▶ _The request_
Reproduce the listing below exactly. Pictures do not belong in the copy.

[Begin Given records]

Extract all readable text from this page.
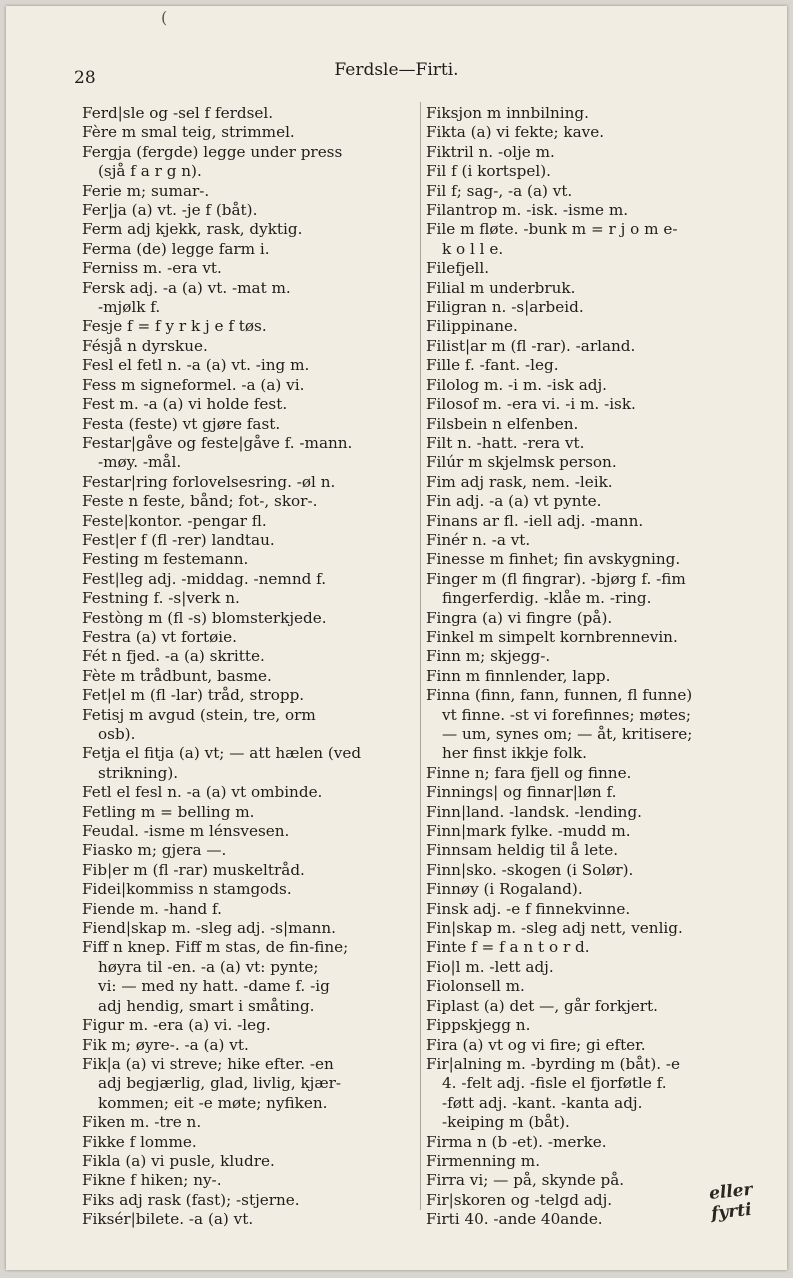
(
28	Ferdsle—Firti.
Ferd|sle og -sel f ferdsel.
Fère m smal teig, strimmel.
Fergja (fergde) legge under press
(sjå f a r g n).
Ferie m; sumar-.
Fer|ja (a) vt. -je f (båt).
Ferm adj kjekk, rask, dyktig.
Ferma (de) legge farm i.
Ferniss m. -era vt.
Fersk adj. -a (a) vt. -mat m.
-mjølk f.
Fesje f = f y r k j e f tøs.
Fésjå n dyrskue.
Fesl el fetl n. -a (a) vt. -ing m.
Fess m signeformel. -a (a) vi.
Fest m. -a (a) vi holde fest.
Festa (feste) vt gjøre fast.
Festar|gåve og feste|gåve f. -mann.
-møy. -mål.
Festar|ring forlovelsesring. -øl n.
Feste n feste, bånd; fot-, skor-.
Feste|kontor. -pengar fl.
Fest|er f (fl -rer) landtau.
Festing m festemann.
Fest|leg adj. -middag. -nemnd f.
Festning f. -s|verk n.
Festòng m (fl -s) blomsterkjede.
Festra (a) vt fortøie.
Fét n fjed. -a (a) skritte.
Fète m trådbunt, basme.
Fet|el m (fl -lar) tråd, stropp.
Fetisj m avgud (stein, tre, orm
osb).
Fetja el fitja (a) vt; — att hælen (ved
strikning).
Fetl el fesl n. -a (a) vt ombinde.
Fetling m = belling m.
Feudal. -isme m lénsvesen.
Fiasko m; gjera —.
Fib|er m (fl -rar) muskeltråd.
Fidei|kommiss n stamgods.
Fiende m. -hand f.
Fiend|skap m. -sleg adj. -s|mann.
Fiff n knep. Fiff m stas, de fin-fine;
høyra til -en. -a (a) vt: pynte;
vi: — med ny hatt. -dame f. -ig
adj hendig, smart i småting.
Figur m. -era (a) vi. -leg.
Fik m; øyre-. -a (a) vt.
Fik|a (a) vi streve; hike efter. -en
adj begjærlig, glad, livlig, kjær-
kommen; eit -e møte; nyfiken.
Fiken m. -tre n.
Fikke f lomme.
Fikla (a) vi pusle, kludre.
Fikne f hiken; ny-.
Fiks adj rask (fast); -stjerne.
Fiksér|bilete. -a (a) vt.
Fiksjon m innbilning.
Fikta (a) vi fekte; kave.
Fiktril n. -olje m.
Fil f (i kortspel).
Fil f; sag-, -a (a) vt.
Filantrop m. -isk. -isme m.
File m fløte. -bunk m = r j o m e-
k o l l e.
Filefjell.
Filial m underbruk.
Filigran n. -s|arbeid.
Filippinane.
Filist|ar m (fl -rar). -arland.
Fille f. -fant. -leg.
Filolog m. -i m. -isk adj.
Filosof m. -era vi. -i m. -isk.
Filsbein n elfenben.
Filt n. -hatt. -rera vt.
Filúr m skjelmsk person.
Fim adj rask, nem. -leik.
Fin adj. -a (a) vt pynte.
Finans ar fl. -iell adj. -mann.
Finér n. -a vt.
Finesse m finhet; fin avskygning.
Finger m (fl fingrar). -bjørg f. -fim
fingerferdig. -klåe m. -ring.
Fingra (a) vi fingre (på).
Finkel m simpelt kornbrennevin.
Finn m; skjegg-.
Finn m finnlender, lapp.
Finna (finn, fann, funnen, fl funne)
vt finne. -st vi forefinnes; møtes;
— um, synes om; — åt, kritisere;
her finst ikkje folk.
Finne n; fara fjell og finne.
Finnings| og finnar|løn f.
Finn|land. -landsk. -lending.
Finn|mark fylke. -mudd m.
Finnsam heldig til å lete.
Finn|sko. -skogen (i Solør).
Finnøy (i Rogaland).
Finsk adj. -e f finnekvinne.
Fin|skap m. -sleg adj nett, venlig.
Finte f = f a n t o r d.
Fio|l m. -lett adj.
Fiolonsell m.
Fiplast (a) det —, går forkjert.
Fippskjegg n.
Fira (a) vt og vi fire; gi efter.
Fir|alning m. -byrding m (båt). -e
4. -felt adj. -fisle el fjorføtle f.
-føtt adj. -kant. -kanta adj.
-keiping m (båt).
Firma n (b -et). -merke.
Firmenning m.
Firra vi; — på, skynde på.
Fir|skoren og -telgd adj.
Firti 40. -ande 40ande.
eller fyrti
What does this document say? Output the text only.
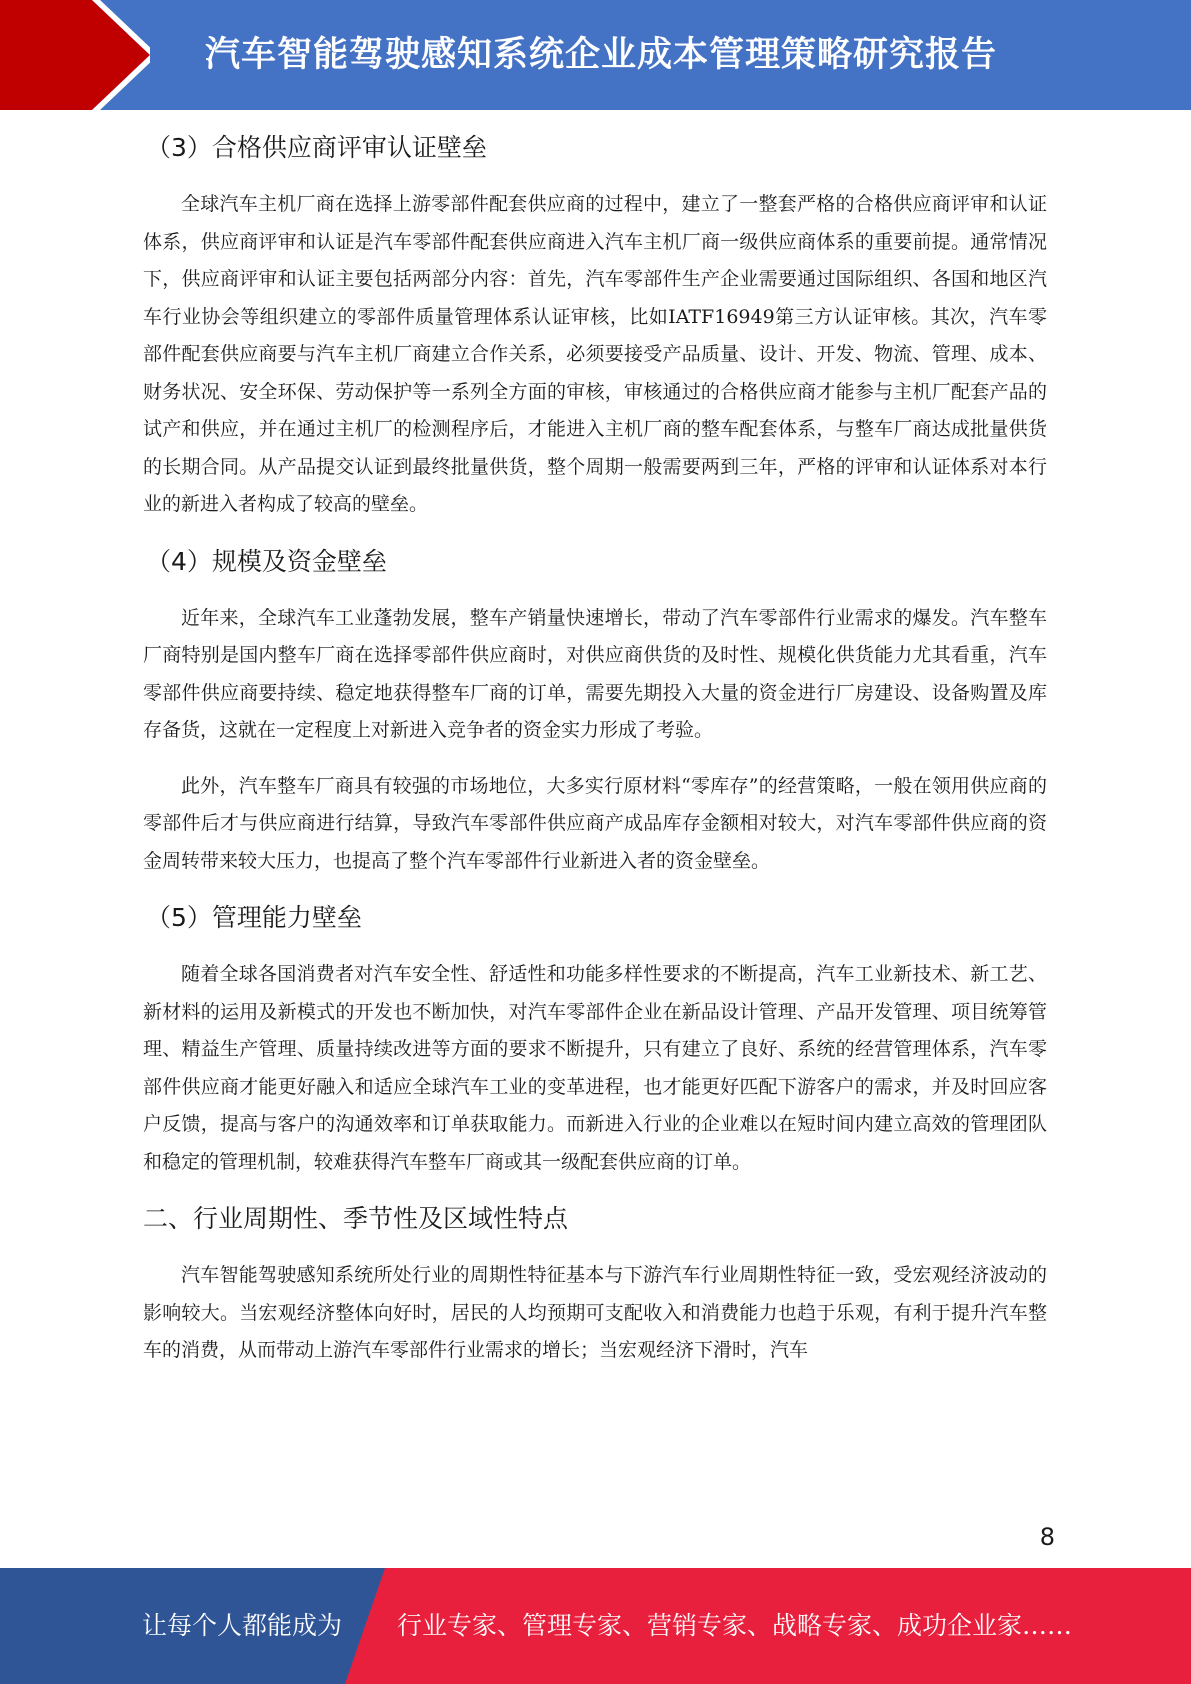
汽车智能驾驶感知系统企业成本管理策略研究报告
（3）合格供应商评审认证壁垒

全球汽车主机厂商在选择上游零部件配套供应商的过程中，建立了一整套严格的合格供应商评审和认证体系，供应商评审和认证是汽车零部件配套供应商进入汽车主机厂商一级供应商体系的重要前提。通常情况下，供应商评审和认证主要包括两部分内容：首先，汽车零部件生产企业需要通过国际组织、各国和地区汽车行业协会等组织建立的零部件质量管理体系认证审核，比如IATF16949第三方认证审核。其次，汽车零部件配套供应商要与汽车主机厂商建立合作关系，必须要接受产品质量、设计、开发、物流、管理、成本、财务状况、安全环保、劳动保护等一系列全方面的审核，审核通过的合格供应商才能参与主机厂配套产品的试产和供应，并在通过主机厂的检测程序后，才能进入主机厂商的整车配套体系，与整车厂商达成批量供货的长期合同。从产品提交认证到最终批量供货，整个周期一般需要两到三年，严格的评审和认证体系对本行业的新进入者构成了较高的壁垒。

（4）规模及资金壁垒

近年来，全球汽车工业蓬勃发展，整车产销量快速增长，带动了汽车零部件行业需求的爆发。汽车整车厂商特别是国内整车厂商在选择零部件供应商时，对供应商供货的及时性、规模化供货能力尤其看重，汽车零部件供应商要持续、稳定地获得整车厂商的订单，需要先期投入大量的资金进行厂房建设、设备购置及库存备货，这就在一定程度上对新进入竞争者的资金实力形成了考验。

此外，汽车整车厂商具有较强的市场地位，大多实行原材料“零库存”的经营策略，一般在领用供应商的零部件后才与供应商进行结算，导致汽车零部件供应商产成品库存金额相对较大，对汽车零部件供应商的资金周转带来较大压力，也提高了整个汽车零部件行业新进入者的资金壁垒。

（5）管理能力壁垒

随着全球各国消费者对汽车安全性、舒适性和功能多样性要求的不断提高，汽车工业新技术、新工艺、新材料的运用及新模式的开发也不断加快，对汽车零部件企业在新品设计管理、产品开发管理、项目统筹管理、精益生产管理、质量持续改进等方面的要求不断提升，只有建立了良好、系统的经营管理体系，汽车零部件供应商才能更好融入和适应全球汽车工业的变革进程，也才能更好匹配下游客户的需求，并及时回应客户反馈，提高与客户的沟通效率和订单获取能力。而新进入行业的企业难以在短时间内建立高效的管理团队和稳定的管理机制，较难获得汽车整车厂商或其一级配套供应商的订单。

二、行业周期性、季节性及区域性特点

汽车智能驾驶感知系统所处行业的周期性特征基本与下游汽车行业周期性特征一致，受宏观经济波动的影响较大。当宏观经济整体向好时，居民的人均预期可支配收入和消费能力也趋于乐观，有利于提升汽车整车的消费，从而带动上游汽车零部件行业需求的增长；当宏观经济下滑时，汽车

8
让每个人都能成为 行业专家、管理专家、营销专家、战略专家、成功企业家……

[End Given records]

▶ _Complete answer_
Extract all readable text from this page.
(
28	Ferdsle—Firti.
Ferd|sle og -sel f ferdsel.
Fère m smal teig, strimmel.
Fergja (fergde) legge under press
(sjå f a r g n).
Ferie m; sumar-.
Fer|ja (a) vt. -je f (båt).
Ferm adj kjekk, rask, dyktig.
Ferma (de) legge farm i.
Ferniss m. -era vt.
Fersk adj. -a (a) vt. -mat m.
-mjølk f.
Fesje f = f y r k j e f tøs.
Fésjå n dyrskue.
Fesl el fetl n. -a (a) vt. -ing m.
Fess m signeformel. -a (a) vi.
Fest m. -a (a) vi holde fest.
Festa (feste) vt gjøre fast.
Festar|gåve og feste|gåve f. -mann.
-møy. -mål.
Festar|ring forlovelsesring. -øl n.
Feste n feste, bånd; fot-, skor-.
Feste|kontor. -pengar fl.
Fest|er f (fl -rer) landtau.
Festing m festemann.
Fest|leg adj. -middag. -nemnd f.
Festning f. -s|verk n.
Festòng m (fl -s) blomsterkjede.
Festra (a) vt fortøie.
Fét n fjed. -a (a) skritte.
Fète m trådbunt, basme.
Fet|el m (fl -lar) tråd, stropp.
Fetisj m avgud (stein, tre, orm
osb).
Fetja el fitja (a) vt; — att hælen (ved
strikning).
Fetl el fesl n. -a (a) vt ombinde.
Fetling m = belling m.
Feudal. -isme m lénsvesen.
Fiasko m; gjera —.
Fib|er m (fl -rar) muskeltråd.
Fidei|kommiss n stamgods.
Fiende m. -hand f.
Fiend|skap m. -sleg adj. -s|mann.
Fiff n knep. Fiff m stas, de fin-fine;
høyra til -en. -a (a) vt: pynte;
vi: — med ny hatt. -dame f. -ig
adj hendig, smart i småting.
Figur m. -era (a) vi. -leg.
Fik m; øyre-. -a (a) vt.
Fik|a (a) vi streve; hike efter. -en
adj begjærlig, glad, livlig, kjær-
kommen; eit -e møte; nyfiken.
Fiken m. -tre n.
Fikke f lomme.
Fikla (a) vi pusle, kludre.
Fikne f hiken; ny-.
Fiks adj rask (fast); -stjerne.
Fiksér|bilete. -a (a) vt.
Fiksjon m innbilning.
Fikta (a) vi fekte; kave.
Fiktril n. -olje m.
Fil f (i kortspel).
Fil f; sag-, -a (a) vt.
Filantrop m. -isk. -isme m.
File m fløte. -bunk m = r j o m e-
k o l l e.
Filefjell.
Filial m underbruk.
Filigran n. -s|arbeid.
Filippinane.
Filist|ar m (fl -rar). -arland.
Fille f. -fant. -leg.
Filolog m. -i m. -isk adj.
Filosof m. -era vi. -i m. -isk.
Filsbein n elfenben.
Filt n. -hatt. -rera vt.
Filúr m skjelmsk person.
Fim adj rask, nem. -leik.
Fin adj. -a (a) vt pynte.
Finans ar fl. -iell adj. -mann.
Finér n. -a vt.
Finesse m finhet; fin avskygning.
Finger m (fl fingrar). -bjørg f. -fim
fingerferdig. -klåe m. -ring.
Fingra (a) vi fingre (på).
Finkel m simpelt kornbrennevin.
Finn m; skjegg-.
Finn m finnlender, lapp.
Finna (finn, fann, funnen, fl funne)
vt finne. -st vi forefinnes; møtes;
— um, synes om; — åt, kritisere;
her finst ikkje folk.
Finne n; fara fjell og finne.
Finnings| og finnar|løn f.
Finn|land. -landsk. -lending.
Finn|mark fylke. -mudd m.
Finnsam heldig til å lete.
Finn|sko. -skogen (i Solør).
Finnøy (i Rogaland).
Finsk adj. -e f finnekvinne.
Fin|skap m. -sleg adj nett, venlig.
Finte f = f a n t o r d.
Fio|l m. -lett adj.
Fiolonsell m.
Fiplast (a) det —, går forkjert.
Fippskjegg n.
Fira (a) vt og vi fire; gi efter.
Fir|alning m. -byrding m (båt). -e
4. -felt adj. -fisle el fjorføtle f.
-føtt adj. -kant. -kanta adj.
-keiping m (båt).
Firma n (b -et). -merke.
Firmenning m.
Firra vi; — på, skynde på.
Fir|skoren og -telgd adj.
Firti 40. -ande 40ande.
eller fyrti
What does this document say? Output the text only.
汽车智能驾驶感知系统企业成本管理策略研究报告
（3）合格供应商评审认证壁垒

全球汽车主机厂商在选择上游零部件配套供应商的过程中，建立了一整套严格的合格供应商评审和认证体系，供应商评审和认证是汽车零部件配套供应商进入汽车主机厂商一级供应商体系的重要前提。通常情况下，供应商评审和认证主要包括两部分内容：首先，汽车零部件生产企业需要通过国际组织、各国和地区汽车行业协会等组织建立的零部件质量管理体系认证审核，比如IATF16949第三方认证审核。其次，汽车零部件配套供应商要与汽车主机厂商建立合作关系，必须要接受产品质量、设计、开发、物流、管理、成本、财务状况、安全环保、劳动保护等一系列全方面的审核，审核通过的合格供应商才能参与主机厂配套产品的试产和供应，并在通过主机厂的检测程序后，才能进入主机厂商的整车配套体系，与整车厂商达成批量供货的长期合同。从产品提交认证到最终批量供货，整个周期一般需要两到三年，严格的评审和认证体系对本行业的新进入者构成了较高的壁垒。

（4）规模及资金壁垒

近年来，全球汽车工业蓬勃发展，整车产销量快速增长，带动了汽车零部件行业需求的爆发。汽车整车厂商特别是国内整车厂商在选择零部件供应商时，对供应商供货的及时性、规模化供货能力尤其看重，汽车零部件供应商要持续、稳定地获得整车厂商的订单，需要先期投入大量的资金进行厂房建设、设备购置及库存备货，这就在一定程度上对新进入竞争者的资金实力形成了考验。

此外，汽车整车厂商具有较强的市场地位，大多实行原材料“零库存”的经营策略，一般在领用供应商的零部件后才与供应商进行结算，导致汽车零部件供应商产成品库存金额相对较大，对汽车零部件供应商的资金周转带来较大压力，也提高了整个汽车零部件行业新进入者的资金壁垒。

（5）管理能力壁垒

随着全球各国消费者对汽车安全性、舒适性和功能多样性要求的不断提高，汽车工业新技术、新工艺、新材料的运用及新模式的开发也不断加快，对汽车零部件企业在新品设计管理、产品开发管理、项目统筹管理、精益生产管理、质量持续改进等方面的要求不断提升，只有建立了良好、系统的经营管理体系，汽车零部件供应商才能更好融入和适应全球汽车工业的变革进程，也才能更好匹配下游客户的需求，并及时回应客户反馈，提高与客户的沟通效率和订单获取能力。而新进入行业的企业难以在短时间内建立高效的管理团队和稳定的管理机制，较难获得汽车整车厂商或其一级配套供应商的订单。

二、行业周期性、季节性及区域性特点

汽车智能驾驶感知系统所处行业的周期性特征基本与下游汽车行业周期性特征一致，受宏观经济波动的影响较大。当宏观经济整体向好时，居民的人均预期可支配收入和消费能力也趋于乐观，有利于提升汽车整车的消费，从而带动上游汽车零部件行业需求的增长；当宏观经济下滑时，汽车

8
让每个人都能成为 行业专家、管理专家、营销专家、战略专家、成功企业家……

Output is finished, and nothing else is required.